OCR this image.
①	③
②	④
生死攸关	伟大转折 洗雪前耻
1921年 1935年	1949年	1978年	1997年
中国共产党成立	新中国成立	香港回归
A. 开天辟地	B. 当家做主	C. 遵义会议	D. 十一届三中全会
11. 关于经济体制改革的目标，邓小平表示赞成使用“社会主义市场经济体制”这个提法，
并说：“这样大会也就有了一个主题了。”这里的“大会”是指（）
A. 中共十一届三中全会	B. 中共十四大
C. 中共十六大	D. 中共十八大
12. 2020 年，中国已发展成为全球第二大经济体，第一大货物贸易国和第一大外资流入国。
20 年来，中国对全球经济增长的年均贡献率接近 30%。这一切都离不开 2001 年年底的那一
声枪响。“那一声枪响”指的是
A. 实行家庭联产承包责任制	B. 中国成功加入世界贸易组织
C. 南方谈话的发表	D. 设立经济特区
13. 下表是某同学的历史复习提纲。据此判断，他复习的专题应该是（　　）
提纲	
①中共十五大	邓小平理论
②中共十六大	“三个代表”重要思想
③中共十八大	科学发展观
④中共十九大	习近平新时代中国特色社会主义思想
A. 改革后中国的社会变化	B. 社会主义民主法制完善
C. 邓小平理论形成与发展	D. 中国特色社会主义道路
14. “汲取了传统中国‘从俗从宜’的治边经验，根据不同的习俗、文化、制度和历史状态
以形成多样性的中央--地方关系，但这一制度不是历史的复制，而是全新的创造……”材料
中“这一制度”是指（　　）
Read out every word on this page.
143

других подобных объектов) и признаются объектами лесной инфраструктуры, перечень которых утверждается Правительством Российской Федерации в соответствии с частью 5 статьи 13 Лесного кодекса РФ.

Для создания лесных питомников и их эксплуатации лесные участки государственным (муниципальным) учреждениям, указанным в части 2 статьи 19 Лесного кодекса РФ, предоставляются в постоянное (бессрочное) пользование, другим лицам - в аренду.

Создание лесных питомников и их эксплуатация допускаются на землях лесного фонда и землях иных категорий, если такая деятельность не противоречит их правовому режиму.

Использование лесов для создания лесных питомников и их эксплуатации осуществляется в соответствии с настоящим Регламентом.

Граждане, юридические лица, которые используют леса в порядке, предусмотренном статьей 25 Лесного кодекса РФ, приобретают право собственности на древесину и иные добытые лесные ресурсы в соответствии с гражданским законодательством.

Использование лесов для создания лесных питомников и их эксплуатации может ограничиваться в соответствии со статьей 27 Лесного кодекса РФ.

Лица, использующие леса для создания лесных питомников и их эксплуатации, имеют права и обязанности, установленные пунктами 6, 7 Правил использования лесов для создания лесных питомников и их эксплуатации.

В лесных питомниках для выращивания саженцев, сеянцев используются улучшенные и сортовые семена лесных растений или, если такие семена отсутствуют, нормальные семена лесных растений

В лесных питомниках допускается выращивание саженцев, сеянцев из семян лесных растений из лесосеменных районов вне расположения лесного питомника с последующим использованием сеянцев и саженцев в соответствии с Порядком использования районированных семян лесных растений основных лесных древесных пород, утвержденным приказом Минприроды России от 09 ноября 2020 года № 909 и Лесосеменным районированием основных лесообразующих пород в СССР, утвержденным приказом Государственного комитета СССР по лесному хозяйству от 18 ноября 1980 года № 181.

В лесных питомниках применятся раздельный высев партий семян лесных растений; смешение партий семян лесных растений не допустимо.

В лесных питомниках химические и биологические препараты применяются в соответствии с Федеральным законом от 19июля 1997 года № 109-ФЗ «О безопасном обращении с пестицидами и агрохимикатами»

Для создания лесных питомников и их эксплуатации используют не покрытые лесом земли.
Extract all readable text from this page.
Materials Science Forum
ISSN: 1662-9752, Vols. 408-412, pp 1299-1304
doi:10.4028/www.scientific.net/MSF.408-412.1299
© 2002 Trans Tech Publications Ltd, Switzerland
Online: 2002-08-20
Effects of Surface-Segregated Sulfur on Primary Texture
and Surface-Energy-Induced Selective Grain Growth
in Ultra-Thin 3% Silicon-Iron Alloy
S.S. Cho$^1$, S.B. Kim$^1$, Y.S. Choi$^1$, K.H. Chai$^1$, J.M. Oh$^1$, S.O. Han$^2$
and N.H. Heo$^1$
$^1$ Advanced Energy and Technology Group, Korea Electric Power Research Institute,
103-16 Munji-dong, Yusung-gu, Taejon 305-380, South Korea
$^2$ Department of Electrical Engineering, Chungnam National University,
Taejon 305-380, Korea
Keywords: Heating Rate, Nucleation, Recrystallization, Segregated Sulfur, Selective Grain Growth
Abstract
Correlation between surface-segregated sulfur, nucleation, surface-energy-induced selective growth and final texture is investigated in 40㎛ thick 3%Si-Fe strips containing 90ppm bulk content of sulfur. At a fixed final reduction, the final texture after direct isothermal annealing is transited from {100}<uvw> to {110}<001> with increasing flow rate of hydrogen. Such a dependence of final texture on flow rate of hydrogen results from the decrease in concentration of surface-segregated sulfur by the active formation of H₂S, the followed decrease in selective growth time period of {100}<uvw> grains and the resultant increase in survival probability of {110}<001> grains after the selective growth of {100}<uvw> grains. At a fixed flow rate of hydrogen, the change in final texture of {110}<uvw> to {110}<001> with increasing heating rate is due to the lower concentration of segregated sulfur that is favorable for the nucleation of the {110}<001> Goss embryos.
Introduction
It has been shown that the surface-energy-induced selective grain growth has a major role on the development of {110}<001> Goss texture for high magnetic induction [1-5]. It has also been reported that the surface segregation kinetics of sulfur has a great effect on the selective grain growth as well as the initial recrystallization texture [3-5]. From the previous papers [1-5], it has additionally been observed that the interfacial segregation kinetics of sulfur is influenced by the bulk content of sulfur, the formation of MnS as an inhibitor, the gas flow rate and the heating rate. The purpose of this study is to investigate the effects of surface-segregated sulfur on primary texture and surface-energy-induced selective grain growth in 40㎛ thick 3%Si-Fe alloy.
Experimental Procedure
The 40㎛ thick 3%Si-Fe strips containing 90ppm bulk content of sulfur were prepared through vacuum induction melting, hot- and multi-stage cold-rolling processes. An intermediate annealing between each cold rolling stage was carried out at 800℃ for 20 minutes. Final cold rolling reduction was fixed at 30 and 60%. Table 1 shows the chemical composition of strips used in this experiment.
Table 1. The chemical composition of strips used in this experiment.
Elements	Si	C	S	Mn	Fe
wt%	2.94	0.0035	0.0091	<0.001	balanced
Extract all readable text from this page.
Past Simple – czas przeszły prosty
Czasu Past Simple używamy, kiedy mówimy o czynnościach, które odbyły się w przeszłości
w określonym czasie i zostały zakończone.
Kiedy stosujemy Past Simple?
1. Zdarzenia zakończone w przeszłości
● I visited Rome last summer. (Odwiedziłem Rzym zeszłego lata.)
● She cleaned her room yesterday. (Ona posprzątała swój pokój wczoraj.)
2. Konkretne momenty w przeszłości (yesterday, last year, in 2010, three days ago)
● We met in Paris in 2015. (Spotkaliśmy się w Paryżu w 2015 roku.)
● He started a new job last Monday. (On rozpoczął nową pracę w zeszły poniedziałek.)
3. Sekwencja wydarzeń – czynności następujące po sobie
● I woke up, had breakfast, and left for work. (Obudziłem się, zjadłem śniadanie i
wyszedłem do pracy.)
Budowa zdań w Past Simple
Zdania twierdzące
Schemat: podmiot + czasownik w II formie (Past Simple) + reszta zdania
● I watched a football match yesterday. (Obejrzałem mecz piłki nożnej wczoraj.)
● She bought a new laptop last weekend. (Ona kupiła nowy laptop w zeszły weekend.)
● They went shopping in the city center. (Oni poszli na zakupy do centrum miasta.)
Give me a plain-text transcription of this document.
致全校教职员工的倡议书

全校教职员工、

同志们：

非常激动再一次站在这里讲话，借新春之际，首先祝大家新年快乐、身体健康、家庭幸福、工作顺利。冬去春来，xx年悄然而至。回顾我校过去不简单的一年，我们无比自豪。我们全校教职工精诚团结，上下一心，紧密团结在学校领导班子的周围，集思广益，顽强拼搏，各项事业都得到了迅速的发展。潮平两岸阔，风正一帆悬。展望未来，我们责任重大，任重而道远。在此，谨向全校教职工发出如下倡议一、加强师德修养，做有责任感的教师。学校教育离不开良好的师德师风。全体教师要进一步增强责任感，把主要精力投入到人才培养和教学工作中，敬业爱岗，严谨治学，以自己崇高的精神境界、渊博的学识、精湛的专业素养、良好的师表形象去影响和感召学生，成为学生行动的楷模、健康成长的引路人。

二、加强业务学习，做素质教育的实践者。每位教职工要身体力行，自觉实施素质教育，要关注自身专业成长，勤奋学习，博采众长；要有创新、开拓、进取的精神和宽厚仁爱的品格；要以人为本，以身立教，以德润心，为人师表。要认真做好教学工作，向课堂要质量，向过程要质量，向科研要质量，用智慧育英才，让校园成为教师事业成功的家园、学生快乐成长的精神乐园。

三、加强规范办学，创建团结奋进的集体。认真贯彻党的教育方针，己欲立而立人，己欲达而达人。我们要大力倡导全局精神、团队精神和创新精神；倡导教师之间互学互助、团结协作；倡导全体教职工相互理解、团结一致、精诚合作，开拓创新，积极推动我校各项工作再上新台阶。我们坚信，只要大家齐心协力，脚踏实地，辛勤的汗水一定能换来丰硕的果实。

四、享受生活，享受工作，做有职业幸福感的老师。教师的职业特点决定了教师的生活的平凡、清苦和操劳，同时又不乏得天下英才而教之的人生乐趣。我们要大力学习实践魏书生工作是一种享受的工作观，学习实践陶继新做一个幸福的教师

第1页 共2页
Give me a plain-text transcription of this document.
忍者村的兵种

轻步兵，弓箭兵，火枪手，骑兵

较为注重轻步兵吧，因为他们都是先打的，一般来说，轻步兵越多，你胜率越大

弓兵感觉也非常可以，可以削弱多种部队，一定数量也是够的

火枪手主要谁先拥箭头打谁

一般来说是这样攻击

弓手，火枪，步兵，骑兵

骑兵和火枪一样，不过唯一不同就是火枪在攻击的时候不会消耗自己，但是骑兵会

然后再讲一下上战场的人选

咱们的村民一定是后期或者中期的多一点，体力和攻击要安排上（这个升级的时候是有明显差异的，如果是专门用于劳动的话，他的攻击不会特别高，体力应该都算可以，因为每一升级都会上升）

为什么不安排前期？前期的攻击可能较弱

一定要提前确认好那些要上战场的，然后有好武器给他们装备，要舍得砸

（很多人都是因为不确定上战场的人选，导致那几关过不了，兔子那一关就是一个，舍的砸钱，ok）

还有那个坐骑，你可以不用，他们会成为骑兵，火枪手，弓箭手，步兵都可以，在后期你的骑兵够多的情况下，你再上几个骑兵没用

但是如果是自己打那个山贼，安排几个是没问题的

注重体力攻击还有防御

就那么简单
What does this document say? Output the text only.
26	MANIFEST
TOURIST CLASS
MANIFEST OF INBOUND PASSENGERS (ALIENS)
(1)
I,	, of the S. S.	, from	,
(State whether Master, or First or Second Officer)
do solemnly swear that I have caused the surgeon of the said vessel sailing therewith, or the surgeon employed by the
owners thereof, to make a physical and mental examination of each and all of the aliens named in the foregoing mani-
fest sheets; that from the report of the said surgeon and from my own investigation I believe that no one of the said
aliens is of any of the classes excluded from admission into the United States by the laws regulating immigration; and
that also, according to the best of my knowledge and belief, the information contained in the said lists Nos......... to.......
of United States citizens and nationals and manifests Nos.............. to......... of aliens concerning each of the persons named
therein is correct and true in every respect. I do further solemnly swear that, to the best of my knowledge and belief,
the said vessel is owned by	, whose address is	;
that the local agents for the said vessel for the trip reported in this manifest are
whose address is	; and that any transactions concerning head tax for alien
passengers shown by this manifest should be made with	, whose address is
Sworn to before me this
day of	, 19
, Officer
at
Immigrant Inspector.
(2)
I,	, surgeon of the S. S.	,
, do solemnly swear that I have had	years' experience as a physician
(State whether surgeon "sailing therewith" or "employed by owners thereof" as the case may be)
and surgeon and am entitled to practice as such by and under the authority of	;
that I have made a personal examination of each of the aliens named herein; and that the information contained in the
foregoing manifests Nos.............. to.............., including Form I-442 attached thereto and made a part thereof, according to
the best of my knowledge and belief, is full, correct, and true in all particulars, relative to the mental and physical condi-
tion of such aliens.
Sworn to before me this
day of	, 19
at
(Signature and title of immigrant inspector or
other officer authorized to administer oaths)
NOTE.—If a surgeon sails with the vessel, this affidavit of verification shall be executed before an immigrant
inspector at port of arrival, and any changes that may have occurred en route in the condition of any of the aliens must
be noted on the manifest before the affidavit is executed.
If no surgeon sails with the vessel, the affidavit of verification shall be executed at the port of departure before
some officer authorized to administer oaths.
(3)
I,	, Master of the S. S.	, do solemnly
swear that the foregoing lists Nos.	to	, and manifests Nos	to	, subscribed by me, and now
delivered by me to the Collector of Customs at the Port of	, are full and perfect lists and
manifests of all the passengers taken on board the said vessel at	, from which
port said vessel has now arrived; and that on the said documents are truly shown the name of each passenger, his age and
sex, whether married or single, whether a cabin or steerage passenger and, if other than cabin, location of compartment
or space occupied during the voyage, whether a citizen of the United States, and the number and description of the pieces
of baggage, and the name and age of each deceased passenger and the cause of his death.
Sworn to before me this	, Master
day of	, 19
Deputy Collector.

========================

Pick out the lines above containing the word "address", then copy them.

* Solution to the exercise:
the said vessel is owned by	, whose address is	;
whose address is	; and that any transactions concerning head tax for alien
passengers shown by this manifest should be made with	, whose address is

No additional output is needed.